**GIVEN EXERCISE:** Gather the lines that hold the string "label".

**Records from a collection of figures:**
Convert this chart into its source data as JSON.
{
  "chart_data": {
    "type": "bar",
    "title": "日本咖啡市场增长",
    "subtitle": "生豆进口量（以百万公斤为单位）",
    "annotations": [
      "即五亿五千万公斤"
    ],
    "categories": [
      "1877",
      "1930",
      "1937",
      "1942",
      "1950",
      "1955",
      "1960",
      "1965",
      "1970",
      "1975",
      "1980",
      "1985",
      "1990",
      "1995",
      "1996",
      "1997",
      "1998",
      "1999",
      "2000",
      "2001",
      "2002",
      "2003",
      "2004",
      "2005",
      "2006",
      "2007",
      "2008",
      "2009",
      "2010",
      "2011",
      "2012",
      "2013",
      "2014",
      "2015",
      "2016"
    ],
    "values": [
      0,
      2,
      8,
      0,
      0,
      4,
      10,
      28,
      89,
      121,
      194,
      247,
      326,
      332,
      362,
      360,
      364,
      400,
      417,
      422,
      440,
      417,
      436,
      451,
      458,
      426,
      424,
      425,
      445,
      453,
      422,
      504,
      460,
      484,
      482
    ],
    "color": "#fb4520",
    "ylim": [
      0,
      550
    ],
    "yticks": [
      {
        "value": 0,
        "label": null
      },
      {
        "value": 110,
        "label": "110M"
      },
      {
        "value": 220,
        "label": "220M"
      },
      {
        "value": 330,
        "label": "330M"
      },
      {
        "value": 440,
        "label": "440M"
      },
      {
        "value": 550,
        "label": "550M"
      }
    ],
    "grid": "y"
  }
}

**ANSWER FOR THIS EXERCISE:**
        "label": null
        "label": "110M"
        "label": "220M"
        "label": "330M"
        "label": "440M"
        "label": "550M"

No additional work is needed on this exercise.